> Exercise:
Please give the count of lines holding the string "Ерланұлы" and nothing besides.

> Available records:
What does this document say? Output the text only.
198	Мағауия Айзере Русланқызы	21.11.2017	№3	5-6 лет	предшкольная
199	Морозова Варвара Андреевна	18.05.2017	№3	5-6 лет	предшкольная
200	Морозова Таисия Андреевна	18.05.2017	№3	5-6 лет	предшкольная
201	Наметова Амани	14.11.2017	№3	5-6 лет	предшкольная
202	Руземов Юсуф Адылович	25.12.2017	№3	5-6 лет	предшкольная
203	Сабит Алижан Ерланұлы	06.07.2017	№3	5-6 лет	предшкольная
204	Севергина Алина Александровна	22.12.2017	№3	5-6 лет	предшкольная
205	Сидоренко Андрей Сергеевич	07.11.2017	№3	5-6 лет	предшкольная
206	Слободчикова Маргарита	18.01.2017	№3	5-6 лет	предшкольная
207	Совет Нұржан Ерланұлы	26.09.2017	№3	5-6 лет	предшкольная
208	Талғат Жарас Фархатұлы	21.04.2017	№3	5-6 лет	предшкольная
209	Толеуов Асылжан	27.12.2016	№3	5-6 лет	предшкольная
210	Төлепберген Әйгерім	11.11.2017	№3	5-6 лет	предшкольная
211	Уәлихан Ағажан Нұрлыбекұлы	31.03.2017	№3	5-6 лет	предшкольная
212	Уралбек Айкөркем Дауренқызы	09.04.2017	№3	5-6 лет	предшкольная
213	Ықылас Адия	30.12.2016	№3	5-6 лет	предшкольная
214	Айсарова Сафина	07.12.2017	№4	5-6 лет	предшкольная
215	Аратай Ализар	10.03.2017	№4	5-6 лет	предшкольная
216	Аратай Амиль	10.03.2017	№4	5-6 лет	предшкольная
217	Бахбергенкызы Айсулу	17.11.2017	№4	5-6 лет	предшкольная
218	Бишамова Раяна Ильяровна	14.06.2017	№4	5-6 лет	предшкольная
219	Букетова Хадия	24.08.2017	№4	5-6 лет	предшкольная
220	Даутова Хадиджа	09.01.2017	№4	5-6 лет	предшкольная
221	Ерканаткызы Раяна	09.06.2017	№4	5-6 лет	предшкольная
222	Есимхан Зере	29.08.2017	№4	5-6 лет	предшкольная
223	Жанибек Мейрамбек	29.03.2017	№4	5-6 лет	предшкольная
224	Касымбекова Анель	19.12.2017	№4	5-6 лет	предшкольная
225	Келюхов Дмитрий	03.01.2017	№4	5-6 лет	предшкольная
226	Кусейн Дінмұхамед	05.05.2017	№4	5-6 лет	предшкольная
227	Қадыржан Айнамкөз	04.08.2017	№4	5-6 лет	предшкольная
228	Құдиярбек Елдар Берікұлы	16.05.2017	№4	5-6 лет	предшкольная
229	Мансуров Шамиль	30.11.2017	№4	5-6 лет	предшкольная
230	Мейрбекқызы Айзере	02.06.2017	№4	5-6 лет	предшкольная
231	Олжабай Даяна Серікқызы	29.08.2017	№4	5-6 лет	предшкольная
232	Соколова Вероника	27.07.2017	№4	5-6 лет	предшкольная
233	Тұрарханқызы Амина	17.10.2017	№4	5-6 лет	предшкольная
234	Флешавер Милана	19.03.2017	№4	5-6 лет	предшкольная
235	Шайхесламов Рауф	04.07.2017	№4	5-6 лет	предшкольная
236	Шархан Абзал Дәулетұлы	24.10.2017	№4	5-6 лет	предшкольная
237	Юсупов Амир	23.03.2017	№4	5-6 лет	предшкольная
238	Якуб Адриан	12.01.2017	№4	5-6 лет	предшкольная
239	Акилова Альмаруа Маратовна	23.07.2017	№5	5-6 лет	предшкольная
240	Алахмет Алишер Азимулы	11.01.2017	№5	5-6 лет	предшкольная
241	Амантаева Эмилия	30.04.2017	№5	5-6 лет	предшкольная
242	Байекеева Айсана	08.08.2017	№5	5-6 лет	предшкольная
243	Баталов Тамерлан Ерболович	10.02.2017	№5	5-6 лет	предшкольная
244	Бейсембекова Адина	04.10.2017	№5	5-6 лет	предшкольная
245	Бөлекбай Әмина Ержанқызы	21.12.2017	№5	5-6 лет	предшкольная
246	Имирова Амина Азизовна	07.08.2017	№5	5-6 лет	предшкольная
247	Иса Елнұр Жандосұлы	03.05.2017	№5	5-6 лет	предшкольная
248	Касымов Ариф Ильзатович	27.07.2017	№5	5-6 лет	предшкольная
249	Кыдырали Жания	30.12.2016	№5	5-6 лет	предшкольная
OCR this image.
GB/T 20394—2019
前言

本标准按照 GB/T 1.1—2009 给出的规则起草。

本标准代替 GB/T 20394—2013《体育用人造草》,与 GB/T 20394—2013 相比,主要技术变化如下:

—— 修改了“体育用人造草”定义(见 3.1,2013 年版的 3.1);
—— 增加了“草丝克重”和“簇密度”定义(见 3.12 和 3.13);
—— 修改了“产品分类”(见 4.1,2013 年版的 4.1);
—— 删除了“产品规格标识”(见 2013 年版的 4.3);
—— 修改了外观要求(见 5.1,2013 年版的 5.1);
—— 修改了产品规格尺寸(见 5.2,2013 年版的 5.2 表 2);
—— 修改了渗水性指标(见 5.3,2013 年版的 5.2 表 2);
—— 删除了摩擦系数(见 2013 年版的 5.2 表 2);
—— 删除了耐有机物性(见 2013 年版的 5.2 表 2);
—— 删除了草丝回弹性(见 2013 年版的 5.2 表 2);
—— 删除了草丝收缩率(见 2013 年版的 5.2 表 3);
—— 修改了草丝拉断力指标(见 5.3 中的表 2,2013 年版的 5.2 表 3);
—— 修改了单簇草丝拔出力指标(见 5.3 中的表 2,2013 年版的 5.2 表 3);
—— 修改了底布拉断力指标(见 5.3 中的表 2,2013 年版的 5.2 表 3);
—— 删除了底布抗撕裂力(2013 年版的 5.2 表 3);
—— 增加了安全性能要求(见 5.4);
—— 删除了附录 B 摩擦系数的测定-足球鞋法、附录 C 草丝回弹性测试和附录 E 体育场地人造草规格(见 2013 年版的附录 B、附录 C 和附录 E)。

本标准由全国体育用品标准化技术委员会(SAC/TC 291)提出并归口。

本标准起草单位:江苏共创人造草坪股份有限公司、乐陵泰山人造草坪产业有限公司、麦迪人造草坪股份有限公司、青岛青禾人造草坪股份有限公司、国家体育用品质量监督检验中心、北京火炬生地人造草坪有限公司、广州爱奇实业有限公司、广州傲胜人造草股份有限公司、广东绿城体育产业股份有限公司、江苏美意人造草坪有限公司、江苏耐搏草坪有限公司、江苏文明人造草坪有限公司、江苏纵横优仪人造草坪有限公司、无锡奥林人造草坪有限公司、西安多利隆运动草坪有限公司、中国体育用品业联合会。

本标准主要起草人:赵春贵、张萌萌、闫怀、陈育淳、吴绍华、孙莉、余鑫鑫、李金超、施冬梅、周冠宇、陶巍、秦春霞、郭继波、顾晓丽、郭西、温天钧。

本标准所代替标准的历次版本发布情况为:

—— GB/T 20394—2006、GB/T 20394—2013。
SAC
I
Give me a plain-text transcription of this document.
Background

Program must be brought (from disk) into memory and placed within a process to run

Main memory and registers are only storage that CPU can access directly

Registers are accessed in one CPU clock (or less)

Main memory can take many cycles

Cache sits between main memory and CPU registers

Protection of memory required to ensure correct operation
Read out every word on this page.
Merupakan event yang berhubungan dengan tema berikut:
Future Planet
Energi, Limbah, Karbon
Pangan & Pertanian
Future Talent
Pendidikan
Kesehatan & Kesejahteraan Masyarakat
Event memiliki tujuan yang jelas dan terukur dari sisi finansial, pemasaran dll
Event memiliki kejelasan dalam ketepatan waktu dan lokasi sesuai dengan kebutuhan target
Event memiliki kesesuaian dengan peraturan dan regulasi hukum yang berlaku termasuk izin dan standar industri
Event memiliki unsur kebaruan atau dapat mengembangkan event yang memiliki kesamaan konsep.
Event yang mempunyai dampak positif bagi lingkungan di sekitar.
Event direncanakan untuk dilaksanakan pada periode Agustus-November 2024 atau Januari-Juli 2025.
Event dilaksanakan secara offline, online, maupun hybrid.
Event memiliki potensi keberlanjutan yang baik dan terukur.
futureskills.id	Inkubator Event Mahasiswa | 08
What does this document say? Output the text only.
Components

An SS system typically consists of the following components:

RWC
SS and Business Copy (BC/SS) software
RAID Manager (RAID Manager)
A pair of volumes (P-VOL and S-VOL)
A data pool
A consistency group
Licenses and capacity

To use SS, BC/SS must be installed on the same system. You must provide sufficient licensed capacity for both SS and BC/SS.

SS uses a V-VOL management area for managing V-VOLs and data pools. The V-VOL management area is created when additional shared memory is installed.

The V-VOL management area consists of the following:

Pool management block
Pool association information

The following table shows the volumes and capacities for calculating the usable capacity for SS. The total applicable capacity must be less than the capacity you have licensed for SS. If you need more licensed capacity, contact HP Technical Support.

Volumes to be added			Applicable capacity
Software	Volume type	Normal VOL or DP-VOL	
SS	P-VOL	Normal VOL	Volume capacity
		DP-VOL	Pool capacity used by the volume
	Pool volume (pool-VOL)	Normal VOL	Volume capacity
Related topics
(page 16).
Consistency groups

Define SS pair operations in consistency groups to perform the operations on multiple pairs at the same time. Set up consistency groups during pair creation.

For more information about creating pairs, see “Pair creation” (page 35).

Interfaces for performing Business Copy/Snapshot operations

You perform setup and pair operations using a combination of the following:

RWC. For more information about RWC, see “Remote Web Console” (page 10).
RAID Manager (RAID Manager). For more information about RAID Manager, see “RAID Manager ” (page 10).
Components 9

> Answer to the task:
2